*The problem*
Write out the records without any change, from the first line up to and including the line that contains "cell-iso: 中等 xyxy=(384,230,579,263)".

*Portion of a data file*

[start]

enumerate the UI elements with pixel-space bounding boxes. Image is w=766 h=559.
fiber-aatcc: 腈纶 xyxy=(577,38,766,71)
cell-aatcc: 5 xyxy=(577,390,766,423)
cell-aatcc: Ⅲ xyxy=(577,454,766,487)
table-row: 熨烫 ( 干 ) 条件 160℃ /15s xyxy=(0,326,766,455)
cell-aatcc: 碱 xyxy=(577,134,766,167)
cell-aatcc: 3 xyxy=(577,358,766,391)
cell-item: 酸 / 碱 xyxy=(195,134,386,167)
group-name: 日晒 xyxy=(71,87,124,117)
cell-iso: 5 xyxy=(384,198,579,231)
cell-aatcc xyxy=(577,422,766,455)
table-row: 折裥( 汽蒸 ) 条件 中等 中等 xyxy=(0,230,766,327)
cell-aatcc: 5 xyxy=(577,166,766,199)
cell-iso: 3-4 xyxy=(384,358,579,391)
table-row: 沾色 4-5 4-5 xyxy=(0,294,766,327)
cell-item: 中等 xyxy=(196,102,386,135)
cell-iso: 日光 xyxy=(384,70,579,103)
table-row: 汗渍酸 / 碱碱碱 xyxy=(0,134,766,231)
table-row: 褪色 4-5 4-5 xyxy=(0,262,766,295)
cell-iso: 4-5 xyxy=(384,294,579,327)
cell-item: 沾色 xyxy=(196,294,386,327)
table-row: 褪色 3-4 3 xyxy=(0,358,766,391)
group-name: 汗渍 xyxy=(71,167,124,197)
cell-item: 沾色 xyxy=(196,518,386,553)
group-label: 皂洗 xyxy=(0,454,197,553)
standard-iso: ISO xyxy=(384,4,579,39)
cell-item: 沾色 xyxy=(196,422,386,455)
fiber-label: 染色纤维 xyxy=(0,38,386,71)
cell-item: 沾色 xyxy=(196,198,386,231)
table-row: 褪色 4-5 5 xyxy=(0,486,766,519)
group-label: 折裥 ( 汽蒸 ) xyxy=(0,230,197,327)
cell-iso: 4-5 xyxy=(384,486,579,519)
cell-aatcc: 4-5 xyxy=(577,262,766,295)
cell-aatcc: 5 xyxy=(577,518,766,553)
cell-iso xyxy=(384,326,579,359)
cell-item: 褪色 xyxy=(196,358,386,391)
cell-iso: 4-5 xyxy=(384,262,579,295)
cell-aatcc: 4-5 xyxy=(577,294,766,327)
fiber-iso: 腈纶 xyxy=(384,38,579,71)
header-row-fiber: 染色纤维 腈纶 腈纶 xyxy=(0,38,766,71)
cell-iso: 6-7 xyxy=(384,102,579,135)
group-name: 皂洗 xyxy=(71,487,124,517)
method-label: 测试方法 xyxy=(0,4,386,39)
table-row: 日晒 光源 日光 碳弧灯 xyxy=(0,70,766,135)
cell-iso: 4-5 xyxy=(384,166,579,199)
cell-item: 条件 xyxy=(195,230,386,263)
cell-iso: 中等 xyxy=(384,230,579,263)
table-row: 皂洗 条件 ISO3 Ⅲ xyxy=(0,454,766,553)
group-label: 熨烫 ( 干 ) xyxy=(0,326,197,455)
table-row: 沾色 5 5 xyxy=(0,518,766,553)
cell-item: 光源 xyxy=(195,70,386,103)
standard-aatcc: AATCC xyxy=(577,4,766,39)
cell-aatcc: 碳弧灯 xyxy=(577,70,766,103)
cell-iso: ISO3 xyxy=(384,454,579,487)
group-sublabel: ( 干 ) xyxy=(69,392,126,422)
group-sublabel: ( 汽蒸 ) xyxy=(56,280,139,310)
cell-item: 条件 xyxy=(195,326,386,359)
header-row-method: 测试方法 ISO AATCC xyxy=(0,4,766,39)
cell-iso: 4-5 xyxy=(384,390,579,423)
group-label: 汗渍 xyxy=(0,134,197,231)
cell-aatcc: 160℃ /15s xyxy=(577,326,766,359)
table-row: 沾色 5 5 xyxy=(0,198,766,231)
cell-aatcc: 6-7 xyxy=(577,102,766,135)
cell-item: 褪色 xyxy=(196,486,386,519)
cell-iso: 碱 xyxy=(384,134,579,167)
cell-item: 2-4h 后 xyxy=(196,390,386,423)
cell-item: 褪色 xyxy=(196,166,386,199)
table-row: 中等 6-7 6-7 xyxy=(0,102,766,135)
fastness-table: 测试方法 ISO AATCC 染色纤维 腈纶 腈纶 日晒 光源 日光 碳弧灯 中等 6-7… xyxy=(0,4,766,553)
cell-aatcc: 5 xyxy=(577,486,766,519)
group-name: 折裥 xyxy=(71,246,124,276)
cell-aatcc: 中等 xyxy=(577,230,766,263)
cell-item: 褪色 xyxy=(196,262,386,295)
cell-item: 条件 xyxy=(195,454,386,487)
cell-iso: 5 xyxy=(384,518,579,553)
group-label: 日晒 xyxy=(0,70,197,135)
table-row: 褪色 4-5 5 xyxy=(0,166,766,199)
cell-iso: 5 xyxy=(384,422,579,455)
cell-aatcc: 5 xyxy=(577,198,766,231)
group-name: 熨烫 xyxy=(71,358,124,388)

[end]

*Result for this exercise*
enumerate the UI elements with pixel-space bounding boxes. Image is w=766 h=559.
fiber-aatcc: 腈纶 xyxy=(577,38,766,71)
cell-aatcc: 5 xyxy=(577,390,766,423)
cell-aatcc: Ⅲ xyxy=(577,454,766,487)
table-row: 熨烫 ( 干 ) 条件 160℃ /15s xyxy=(0,326,766,455)
cell-aatcc: 碱 xyxy=(577,134,766,167)
cell-aatcc: 3 xyxy=(577,358,766,391)
cell-item: 酸 / 碱 xyxy=(195,134,386,167)
group-name: 日晒 xyxy=(71,87,124,117)
cell-iso: 5 xyxy=(384,198,579,231)
cell-aatcc xyxy=(577,422,766,455)
table-row: 折裥( 汽蒸 ) 条件 中等 中等 xyxy=(0,230,766,327)
cell-aatcc: 5 xyxy=(577,166,766,199)
cell-iso: 3-4 xyxy=(384,358,579,391)
table-row: 沾色 4-5 4-5 xyxy=(0,294,766,327)
cell-item: 中等 xyxy=(196,102,386,135)
cell-iso: 日光 xyxy=(384,70,579,103)
table-row: 汗渍酸 / 碱碱碱 xyxy=(0,134,766,231)
table-row: 褪色 4-5 4-5 xyxy=(0,262,766,295)
cell-iso: 4-5 xyxy=(384,294,579,327)
cell-item: 沾色 xyxy=(196,294,386,327)
table-row: 褪色 3-4 3 xyxy=(0,358,766,391)
group-name: 汗渍 xyxy=(71,167,124,197)
cell-item: 沾色 xyxy=(196,518,386,553)
group-label: 皂洗 xyxy=(0,454,197,553)
standard-iso: ISO xyxy=(384,4,579,39)
cell-item: 沾色 xyxy=(196,422,386,455)
fiber-label: 染色纤维 xyxy=(0,38,386,71)
cell-item: 沾色 xyxy=(196,198,386,231)
table-row: 褪色 4-5 5 xyxy=(0,486,766,519)
group-label: 折裥 ( 汽蒸 ) xyxy=(0,230,197,327)
cell-iso: 4-5 xyxy=(384,486,579,519)
cell-aatcc: 4-5 xyxy=(577,262,766,295)
cell-aatcc: 5 xyxy=(577,518,766,553)
cell-iso xyxy=(384,326,579,359)
cell-item: 褪色 xyxy=(196,358,386,391)
cell-iso: 4-5 xyxy=(384,262,579,295)
cell-aatcc: 4-5 xyxy=(577,294,766,327)
fiber-iso: 腈纶 xyxy=(384,38,579,71)
header-row-fiber: 染色纤维 腈纶 腈纶 xyxy=(0,38,766,71)
cell-iso: 6-7 xyxy=(384,102,579,135)
group-name: 皂洗 xyxy=(71,487,124,517)
method-label: 测试方法 xyxy=(0,4,386,39)
table-row: 日晒 光源 日光 碳弧灯 xyxy=(0,70,766,135)
cell-iso: 4-5 xyxy=(384,166,579,199)
cell-item: 条件 xyxy=(195,230,386,263)
cell-iso: 中等 xyxy=(384,230,579,263)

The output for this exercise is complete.